[Dataset items]
------------------------------------------------
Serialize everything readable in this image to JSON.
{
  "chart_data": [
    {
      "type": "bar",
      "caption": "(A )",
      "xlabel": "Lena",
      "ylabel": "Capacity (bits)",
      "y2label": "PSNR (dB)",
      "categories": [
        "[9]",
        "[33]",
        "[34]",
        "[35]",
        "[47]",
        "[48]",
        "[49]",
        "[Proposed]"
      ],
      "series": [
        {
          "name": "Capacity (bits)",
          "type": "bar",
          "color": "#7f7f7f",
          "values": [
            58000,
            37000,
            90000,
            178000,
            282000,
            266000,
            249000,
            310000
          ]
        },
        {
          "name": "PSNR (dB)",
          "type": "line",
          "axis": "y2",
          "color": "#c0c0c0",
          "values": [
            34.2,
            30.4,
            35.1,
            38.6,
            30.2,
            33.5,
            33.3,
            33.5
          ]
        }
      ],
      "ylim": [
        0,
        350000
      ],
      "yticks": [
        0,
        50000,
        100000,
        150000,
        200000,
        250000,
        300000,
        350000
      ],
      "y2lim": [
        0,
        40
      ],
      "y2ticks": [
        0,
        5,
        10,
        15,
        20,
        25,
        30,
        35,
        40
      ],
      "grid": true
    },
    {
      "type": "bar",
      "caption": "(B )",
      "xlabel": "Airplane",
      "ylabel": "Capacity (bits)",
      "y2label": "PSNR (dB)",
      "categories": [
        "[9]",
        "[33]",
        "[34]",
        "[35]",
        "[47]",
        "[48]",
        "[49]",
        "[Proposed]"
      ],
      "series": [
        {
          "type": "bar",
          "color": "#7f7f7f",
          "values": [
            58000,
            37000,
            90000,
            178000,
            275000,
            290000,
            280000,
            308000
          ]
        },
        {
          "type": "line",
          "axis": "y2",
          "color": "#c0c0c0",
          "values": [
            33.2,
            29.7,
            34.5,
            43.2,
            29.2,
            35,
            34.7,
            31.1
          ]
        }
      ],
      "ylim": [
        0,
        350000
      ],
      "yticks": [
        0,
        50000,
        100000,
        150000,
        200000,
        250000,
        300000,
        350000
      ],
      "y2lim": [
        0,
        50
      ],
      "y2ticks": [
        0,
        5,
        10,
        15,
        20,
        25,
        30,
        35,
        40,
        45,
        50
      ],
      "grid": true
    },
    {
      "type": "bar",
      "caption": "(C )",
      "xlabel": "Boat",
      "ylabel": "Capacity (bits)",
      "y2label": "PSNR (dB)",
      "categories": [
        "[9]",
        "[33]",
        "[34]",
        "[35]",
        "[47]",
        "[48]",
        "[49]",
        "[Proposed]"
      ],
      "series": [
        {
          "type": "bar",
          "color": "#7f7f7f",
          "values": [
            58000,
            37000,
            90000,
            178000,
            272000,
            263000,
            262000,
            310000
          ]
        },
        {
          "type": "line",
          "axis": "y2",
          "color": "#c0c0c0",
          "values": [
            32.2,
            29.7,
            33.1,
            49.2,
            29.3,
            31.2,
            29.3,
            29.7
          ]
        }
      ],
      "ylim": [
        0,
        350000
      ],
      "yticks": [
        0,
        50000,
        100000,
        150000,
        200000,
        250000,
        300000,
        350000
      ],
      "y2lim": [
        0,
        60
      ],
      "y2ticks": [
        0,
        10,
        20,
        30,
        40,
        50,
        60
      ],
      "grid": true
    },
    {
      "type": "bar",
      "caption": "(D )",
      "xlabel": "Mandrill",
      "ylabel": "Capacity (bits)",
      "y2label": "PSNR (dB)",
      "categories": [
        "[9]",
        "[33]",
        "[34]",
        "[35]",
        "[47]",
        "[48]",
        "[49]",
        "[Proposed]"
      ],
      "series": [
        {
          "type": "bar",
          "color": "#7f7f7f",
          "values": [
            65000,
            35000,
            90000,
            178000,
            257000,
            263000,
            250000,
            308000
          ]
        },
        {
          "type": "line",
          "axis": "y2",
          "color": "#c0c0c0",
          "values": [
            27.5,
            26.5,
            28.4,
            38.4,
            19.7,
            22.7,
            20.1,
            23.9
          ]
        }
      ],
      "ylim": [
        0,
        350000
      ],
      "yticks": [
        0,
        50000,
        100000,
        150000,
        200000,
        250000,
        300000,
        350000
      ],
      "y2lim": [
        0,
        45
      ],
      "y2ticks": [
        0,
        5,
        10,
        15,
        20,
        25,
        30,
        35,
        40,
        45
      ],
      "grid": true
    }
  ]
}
------------------------------------------------
Every entry must be output again, exactly as written above.

Serialize everything readable in this image to JSON.
{
  "chart_data": [
    {
      "type": "bar",
      "caption": "(A )",
      "xlabel": "Lena",
      "ylabel": "Capacity (bits)",
      "y2label": "PSNR (dB)",
      "categories": [
        "[9]",
        "[33]",
        "[34]",
        "[35]",
        "[47]",
        "[48]",
        "[49]",
        "[Proposed]"
      ],
      "series": [
        {
          "name": "Capacity (bits)",
          "type": "bar",
          "color": "#7f7f7f",
          "values": [
            58000,
            37000,
            90000,
            178000,
            282000,
            266000,
            249000,
            310000
          ]
        },
        {
          "name": "PSNR (dB)",
          "type": "line",
          "axis": "y2",
          "color": "#c0c0c0",
          "values": [
            34.2,
            30.4,
            35.1,
            38.6,
            30.2,
            33.5,
            33.3,
            33.5
          ]
        }
      ],
      "ylim": [
        0,
        350000
      ],
      "yticks": [
        0,
        50000,
        100000,
        150000,
        200000,
        250000,
        300000,
        350000
      ],
      "y2lim": [
        0,
        40
      ],
      "y2ticks": [
        0,
        5,
        10,
        15,
        20,
        25,
        30,
        35,
        40
      ],
      "grid": true
    },
    {
      "type": "bar",
      "caption": "(B )",
      "xlabel": "Airplane",
      "ylabel": "Capacity (bits)",
      "y2label": "PSNR (dB)",
      "categories": [
        "[9]",
        "[33]",
        "[34]",
        "[35]",
        "[47]",
        "[48]",
        "[49]",
        "[Proposed]"
      ],
      "series": [
        {
          "type": "bar",
          "color": "#7f7f7f",
          "values": [
            58000,
            37000,
            90000,
            178000,
            275000,
            290000,
            280000,
            308000
          ]
        },
        {
          "type": "line",
          "axis": "y2",
          "color": "#c0c0c0",
          "values": [
            33.2,
            29.7,
            34.5,
            43.2,
            29.2,
            35,
            34.7,
            31.1
          ]
        }
      ],
      "ylim": [
        0,
        350000
      ],
      "yticks": [
        0,
        50000,
        100000,
        150000,
        200000,
        250000,
        300000,
        350000
      ],
      "y2lim": [
        0,
        50
      ],
      "y2ticks": [
        0,
        5,
        10,
        15,
        20,
        25,
        30,
        35,
        40,
        45,
        50
      ],
      "grid": true
    },
    {
      "type": "bar",
      "caption": "(C )",
      "xlabel": "Boat",
      "ylabel": "Capacity (bits)",
      "y2label": "PSNR (dB)",
      "categories": [
        "[9]",
        "[33]",
        "[34]",
        "[35]",
        "[47]",
        "[48]",
        "[49]",
        "[Proposed]"
      ],
      "series": [
        {
          "type": "bar",
          "color": "#7f7f7f",
          "values": [
            58000,
            37000,
            90000,
            178000,
            272000,
            263000,
            262000,
            310000
          ]
        },
        {
          "type": "line",
          "axis": "y2",
          "color": "#c0c0c0",
          "values": [
            32.2,
            29.7,
            33.1,
            49.2,
            29.3,
            31.2,
            29.3,
            29.7
          ]
        }
      ],
      "ylim": [
        0,
        350000
      ],
      "yticks": [
        0,
        50000,
        100000,
        150000,
        200000,
        250000,
        300000,
        350000
      ],
      "y2lim": [
        0,
        60
      ],
      "y2ticks": [
        0,
        10,
        20,
        30,
        40,
        50,
        60
      ],
      "grid": true
    },
    {
      "type": "bar",
      "caption": "(D )",
      "xlabel": "Mandrill",
      "ylabel": "Capacity (bits)",
      "y2label": "PSNR (dB)",
      "categories": [
        "[9]",
        "[33]",
        "[34]",
        "[35]",
        "[47]",
        "[48]",
        "[49]",
        "[Proposed]"
      ],
      "series": [
        {
          "type": "bar",
          "color": "#7f7f7f",
          "values": [
            65000,
            35000,
            90000,
            178000,
            257000,
            263000,
            250000,
            308000
          ]
        },
        {
          "type": "line",
          "axis": "y2",
          "color": "#c0c0c0",
          "values": [
            27.5,
            26.5,
            28.4,
            38.4,
            19.7,
            22.7,
            20.1,
            23.9
          ]
        }
      ],
      "ylim": [
        0,
        350000
      ],
      "yticks": [
        0,
        50000,
        100000,
        150000,
        200000,
        250000,
        300000,
        350000
      ],
      "y2lim": [
        0,
        45
      ],
      "y2ticks": [
        0,
        5,
        10,
        15,
        20,
        25,
        30,
        35,
        40,
        45
      ],
      "grid": true
    }
  ]
}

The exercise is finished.